[GOAL] Re: Harnad Comments on Proposed HEFCE/REF Green Open Access Mandate
Arthur Sale
ahjs at ozemail.com.au
Fri Mar 22 01:41:47 GMT 2013
Sorry Stevan. My recent reply to Tim answers most of these points. Please
remember than I am an ICT professional.
The ones that are not refuted by that reply (or require emphasis) are:
. All author deposits must be audited. They may be in error and may
even be fraudulent. There is plenty of incentive for the latter, given the
lax controls. I could even see phishing repositories developing. Even author
identity can be hacked, perhaps by students.
. There may not ever have been an AM (refereed draft in your
terminology) as a single file. To deliberately make one up for the local
repository is extra effort (aka work) by the author, or imposes extra work
on the reader if that the integration is not done or not possible.
. Physicists produce pretty simple papers in ICT terms. Few
animations, 3D models, videos, audio, etc. In other words physicists produce
clunky pdf-reducible objects, whether in astronomy or particle physics.
That's why they were and are good candidates for OA. Computer scientists
were, but no longer are as much.
. The request-a-copy button is not perfect. Especially with the
direction that scholarly publication is likely to go. For example, sending
50 files by the button is not catered for. I can provide advice if wanted.

→ **EXCERPTED RECORDS**:

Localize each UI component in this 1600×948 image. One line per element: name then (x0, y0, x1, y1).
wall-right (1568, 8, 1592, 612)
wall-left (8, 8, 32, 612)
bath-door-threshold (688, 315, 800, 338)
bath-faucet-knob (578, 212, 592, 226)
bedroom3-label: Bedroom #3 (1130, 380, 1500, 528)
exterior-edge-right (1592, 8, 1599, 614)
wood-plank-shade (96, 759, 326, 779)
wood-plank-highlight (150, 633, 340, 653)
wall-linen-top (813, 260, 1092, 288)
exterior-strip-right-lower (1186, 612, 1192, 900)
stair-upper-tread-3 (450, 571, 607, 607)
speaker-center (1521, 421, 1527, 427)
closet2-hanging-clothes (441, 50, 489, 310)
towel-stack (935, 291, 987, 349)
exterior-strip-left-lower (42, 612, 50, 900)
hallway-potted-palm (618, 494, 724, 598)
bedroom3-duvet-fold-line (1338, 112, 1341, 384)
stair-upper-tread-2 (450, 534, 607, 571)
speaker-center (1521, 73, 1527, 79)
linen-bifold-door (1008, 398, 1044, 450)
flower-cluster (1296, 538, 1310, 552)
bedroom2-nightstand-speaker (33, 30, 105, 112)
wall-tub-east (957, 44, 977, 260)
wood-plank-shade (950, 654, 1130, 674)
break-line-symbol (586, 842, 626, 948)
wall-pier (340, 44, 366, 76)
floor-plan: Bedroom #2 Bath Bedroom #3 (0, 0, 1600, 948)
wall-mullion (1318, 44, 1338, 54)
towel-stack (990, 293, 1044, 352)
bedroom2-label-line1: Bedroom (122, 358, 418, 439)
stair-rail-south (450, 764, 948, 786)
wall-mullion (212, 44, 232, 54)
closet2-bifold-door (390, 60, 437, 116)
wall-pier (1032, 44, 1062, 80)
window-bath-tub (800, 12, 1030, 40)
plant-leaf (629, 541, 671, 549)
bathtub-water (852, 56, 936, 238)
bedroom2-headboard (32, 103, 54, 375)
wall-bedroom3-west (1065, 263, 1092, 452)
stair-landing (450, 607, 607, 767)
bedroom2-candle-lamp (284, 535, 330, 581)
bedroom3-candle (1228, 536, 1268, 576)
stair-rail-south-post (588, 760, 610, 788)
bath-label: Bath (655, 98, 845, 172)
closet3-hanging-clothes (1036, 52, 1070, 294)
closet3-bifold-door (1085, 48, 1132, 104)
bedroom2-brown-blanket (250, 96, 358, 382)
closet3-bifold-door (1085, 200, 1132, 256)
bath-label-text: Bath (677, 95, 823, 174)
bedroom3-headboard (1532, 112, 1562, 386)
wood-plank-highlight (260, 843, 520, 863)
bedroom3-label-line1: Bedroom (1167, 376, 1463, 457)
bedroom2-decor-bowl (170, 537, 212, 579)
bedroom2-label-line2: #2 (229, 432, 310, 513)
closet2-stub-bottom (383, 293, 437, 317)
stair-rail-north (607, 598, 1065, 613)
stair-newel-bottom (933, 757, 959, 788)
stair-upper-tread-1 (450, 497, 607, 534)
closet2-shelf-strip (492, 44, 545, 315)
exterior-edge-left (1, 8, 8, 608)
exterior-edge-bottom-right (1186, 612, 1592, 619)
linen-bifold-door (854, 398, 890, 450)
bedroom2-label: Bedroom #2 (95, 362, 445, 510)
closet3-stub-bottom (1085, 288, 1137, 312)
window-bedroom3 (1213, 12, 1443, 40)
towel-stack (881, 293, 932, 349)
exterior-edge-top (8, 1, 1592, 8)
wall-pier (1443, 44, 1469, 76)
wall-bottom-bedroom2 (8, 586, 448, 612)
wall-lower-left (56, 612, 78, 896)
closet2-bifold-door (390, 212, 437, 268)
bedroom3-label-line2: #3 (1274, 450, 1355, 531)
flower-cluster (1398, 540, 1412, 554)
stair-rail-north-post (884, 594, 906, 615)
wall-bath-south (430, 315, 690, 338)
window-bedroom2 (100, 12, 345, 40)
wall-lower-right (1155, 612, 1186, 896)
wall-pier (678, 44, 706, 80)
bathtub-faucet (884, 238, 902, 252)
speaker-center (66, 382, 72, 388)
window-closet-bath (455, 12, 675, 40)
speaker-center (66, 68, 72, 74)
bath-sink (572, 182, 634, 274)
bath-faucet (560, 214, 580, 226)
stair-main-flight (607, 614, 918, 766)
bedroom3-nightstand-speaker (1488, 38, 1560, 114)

→ **JOB**: In the message about the proposed HEFCE/REF open access mandate, why were physicists good candidates for OA?

→ **RESULT OF THE TASK**: They produce pretty simple papers in ICT terms: clunky pdf-reducible objects with few animations, 3D models, videos or audio.